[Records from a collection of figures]

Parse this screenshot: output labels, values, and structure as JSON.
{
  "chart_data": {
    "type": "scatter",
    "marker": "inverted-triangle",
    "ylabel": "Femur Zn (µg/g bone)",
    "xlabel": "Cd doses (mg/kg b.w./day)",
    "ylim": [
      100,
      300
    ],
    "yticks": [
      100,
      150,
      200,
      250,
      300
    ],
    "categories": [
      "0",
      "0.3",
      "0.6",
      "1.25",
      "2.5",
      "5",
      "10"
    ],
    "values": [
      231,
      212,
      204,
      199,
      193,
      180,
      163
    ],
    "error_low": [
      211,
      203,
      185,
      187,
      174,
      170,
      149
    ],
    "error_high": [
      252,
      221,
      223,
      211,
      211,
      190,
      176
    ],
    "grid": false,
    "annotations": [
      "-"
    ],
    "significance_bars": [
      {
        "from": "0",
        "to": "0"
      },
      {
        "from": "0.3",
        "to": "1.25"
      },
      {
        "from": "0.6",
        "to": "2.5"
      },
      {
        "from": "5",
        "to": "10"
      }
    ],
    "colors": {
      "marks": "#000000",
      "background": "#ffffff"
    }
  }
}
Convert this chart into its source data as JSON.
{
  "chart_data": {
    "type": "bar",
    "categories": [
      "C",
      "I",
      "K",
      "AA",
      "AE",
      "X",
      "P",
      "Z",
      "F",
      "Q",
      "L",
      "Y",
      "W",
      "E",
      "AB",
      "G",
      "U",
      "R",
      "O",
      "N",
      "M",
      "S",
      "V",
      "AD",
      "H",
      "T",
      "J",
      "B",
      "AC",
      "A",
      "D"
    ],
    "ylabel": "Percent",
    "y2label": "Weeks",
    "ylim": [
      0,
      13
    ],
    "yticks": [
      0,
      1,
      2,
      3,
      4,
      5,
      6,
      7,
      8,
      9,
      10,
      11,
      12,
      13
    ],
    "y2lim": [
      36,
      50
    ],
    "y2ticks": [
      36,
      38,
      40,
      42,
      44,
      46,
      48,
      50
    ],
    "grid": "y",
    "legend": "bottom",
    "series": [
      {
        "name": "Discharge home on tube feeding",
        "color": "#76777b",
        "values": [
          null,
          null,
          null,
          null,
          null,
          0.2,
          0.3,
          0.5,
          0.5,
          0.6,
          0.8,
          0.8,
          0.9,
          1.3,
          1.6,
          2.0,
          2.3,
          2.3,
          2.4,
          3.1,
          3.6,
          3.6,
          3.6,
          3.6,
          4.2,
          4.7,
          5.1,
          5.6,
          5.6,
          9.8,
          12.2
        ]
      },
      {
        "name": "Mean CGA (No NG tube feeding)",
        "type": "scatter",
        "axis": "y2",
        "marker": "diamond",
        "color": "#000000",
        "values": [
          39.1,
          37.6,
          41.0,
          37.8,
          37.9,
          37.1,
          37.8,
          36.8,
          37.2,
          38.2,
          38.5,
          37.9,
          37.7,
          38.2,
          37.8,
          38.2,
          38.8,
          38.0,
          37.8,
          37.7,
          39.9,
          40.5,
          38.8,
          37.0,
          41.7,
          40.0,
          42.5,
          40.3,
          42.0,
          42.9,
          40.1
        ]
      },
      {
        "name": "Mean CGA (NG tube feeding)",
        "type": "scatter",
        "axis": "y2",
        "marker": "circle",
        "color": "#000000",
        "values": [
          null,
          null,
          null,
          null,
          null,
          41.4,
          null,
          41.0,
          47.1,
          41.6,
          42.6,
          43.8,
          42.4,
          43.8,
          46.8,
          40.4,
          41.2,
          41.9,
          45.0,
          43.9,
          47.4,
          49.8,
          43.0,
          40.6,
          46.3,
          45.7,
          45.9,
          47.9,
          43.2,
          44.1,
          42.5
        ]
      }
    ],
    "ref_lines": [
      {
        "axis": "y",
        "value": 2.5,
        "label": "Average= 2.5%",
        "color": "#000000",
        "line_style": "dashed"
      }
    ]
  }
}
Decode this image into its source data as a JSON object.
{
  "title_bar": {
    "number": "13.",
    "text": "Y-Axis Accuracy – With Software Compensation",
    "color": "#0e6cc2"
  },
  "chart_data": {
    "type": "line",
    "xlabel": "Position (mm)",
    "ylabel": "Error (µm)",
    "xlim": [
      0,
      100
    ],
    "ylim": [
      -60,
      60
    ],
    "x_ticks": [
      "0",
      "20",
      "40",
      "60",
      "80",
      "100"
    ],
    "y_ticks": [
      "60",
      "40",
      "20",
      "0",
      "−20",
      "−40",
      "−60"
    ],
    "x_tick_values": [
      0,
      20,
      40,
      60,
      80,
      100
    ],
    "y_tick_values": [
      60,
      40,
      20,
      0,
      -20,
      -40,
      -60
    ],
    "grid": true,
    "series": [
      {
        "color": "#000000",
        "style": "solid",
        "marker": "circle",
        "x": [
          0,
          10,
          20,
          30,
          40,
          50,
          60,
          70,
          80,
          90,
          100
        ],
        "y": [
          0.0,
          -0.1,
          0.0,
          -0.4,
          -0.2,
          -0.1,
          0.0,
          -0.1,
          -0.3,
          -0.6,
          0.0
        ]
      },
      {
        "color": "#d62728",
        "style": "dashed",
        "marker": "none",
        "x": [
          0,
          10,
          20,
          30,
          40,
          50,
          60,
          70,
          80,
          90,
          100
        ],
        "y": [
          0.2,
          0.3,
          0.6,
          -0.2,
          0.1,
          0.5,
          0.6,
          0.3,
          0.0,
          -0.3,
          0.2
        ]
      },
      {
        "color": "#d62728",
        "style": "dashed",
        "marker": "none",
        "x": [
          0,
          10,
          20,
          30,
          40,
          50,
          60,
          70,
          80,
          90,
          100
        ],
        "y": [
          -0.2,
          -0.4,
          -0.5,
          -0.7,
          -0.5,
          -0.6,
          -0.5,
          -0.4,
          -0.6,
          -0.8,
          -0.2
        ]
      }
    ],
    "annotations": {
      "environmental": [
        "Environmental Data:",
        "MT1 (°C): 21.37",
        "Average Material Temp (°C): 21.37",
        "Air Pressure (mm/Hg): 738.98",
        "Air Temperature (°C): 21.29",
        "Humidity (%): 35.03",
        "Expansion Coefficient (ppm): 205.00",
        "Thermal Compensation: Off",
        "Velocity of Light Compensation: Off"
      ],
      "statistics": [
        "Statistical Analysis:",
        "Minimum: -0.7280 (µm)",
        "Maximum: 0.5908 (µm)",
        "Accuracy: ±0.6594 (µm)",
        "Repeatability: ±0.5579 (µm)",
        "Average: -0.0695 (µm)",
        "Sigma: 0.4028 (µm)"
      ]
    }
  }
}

### Exercise description
The lines to collect are those holding the string "Mean"; copy them all.

### Response
        "name": "Mean CGA (No NG tube feeding)",
        "name": "Mean CGA (NG tube feeding)",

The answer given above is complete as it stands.